• Problem requirements: State how many lines of the records contain the string "this", and give no other information.

• Dataset extract:
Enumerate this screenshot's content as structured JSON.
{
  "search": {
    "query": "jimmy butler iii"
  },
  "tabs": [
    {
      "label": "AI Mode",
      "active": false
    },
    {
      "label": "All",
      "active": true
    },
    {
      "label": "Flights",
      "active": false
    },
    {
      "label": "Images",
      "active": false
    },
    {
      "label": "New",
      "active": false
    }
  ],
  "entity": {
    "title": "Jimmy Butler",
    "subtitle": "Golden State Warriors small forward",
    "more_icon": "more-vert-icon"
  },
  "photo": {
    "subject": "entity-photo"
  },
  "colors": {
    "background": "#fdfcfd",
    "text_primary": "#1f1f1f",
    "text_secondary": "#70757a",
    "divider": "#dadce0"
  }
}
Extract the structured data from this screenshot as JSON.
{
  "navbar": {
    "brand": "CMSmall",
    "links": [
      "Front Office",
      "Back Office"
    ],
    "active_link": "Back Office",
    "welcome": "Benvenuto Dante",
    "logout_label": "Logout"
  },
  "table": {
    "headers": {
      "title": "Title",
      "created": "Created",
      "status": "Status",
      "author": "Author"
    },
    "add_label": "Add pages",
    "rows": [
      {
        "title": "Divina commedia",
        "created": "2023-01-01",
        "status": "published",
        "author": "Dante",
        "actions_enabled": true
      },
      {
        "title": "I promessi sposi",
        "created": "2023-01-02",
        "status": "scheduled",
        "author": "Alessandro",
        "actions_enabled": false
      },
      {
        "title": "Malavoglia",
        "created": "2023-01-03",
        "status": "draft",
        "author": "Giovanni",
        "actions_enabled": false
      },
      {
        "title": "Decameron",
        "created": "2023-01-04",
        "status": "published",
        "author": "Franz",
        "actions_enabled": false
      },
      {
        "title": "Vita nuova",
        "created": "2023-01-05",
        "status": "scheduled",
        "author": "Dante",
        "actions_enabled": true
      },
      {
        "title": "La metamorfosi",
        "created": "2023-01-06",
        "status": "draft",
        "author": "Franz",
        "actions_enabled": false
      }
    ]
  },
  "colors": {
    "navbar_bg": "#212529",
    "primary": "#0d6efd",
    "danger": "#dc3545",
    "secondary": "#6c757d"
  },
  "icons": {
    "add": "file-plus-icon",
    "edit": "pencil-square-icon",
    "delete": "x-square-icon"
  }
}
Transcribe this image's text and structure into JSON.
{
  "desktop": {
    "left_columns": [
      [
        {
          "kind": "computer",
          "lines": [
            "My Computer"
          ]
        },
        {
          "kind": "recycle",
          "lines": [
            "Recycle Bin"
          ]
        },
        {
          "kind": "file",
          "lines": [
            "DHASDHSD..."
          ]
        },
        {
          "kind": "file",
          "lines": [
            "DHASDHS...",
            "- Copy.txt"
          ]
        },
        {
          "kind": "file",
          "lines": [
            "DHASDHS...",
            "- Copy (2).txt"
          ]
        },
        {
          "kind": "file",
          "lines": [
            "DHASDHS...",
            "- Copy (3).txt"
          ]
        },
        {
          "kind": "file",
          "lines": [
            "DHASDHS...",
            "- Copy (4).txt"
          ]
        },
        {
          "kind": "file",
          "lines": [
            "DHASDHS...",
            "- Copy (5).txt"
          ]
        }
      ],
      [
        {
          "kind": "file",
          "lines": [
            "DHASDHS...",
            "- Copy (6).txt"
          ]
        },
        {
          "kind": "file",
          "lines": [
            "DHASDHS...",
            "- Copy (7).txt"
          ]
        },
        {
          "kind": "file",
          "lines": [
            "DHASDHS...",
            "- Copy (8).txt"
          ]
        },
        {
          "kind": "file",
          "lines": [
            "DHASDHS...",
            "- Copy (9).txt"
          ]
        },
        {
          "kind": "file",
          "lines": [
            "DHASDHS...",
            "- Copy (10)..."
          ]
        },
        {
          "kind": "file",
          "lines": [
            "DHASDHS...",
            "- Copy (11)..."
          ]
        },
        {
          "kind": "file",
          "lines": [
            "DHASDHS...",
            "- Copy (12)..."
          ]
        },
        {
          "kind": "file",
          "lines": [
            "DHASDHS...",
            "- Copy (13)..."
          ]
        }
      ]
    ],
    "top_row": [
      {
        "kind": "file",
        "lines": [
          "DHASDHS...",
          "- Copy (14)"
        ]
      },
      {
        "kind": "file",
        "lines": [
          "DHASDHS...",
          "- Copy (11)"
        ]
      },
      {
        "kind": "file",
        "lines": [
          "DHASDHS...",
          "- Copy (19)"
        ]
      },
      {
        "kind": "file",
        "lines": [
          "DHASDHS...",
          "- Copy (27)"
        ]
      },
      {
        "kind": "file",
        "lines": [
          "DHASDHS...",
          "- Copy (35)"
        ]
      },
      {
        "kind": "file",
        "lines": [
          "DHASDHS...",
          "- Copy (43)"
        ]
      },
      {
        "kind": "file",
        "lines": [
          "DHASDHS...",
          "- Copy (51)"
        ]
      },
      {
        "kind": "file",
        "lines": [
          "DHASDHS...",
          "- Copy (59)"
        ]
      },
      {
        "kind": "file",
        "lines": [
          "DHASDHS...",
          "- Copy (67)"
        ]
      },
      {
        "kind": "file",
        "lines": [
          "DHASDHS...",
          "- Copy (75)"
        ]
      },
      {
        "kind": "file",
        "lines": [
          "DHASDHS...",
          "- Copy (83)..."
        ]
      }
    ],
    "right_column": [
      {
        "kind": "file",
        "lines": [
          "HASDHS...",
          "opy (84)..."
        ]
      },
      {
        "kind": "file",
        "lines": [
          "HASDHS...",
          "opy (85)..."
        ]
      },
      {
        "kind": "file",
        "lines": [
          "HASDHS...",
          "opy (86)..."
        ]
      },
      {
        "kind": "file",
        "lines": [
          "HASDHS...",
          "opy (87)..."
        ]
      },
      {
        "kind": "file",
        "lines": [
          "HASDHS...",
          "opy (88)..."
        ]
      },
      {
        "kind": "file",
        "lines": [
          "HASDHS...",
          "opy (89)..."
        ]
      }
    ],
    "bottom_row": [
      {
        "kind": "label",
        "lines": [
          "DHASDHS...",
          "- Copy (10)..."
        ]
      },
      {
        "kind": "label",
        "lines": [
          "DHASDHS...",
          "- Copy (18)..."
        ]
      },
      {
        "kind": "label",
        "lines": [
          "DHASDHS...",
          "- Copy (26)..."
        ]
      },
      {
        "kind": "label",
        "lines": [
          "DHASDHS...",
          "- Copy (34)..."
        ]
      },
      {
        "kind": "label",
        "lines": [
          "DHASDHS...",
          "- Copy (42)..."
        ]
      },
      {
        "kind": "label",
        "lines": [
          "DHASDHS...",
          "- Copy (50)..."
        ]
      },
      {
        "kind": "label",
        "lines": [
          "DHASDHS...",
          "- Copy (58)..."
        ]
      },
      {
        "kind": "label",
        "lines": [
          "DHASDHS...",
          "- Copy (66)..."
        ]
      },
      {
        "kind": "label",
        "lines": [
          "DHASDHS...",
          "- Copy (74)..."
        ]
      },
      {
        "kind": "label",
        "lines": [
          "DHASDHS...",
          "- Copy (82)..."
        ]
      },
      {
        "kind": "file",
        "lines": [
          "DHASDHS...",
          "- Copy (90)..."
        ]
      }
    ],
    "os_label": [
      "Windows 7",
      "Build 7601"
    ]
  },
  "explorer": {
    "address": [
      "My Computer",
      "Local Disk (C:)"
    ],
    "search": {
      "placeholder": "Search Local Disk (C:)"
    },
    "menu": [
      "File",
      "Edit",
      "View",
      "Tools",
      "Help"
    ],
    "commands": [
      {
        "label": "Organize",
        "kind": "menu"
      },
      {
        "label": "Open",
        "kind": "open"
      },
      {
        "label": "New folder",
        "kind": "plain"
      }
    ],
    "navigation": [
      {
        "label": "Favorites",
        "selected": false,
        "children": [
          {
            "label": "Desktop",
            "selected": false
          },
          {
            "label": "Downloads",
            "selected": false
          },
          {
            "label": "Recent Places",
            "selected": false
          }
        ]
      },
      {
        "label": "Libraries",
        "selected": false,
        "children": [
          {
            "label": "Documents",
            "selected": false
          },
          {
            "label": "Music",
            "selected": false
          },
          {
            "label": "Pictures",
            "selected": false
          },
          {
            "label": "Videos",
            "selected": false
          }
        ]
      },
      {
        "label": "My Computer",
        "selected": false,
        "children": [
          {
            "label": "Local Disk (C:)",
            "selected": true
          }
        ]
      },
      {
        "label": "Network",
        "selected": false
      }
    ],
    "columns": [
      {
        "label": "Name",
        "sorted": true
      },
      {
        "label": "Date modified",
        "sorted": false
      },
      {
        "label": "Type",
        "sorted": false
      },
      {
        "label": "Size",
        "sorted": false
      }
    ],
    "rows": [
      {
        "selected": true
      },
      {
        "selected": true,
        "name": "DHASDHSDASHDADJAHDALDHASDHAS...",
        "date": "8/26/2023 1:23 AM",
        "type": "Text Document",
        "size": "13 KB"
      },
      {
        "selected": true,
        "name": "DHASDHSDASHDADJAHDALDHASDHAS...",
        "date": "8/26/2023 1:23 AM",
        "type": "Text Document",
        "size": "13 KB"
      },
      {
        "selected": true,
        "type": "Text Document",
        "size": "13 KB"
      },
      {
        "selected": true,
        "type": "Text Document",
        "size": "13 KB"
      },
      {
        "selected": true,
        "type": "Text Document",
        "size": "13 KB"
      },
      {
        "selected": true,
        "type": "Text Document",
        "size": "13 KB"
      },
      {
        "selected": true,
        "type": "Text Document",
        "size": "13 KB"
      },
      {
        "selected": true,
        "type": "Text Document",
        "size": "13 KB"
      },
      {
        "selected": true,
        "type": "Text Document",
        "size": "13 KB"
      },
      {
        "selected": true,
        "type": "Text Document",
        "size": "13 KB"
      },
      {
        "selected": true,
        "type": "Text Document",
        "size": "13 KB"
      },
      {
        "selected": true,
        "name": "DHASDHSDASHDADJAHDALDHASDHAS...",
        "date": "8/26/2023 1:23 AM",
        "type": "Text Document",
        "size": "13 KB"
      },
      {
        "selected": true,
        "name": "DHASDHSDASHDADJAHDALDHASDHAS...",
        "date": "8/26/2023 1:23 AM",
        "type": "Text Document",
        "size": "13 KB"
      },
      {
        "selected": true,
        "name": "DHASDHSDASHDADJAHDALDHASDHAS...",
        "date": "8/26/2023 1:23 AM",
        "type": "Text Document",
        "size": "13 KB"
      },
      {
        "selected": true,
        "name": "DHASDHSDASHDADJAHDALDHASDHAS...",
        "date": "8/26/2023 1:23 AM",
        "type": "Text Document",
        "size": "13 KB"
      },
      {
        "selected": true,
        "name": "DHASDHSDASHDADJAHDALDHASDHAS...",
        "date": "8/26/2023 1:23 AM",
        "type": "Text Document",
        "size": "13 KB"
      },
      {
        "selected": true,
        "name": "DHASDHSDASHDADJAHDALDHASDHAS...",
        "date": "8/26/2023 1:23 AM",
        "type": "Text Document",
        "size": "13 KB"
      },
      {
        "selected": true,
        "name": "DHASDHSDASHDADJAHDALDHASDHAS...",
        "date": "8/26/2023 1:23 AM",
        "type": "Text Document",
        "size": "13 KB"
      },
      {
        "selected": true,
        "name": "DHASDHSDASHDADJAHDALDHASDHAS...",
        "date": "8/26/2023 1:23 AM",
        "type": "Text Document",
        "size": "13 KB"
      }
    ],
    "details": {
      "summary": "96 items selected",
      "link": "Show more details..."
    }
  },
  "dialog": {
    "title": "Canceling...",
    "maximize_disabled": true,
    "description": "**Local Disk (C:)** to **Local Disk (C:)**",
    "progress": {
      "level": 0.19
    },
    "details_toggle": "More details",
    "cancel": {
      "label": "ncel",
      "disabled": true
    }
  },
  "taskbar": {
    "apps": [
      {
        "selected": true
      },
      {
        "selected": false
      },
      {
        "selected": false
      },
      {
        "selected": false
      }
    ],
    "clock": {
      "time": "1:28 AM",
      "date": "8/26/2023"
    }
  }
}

• Written response: 3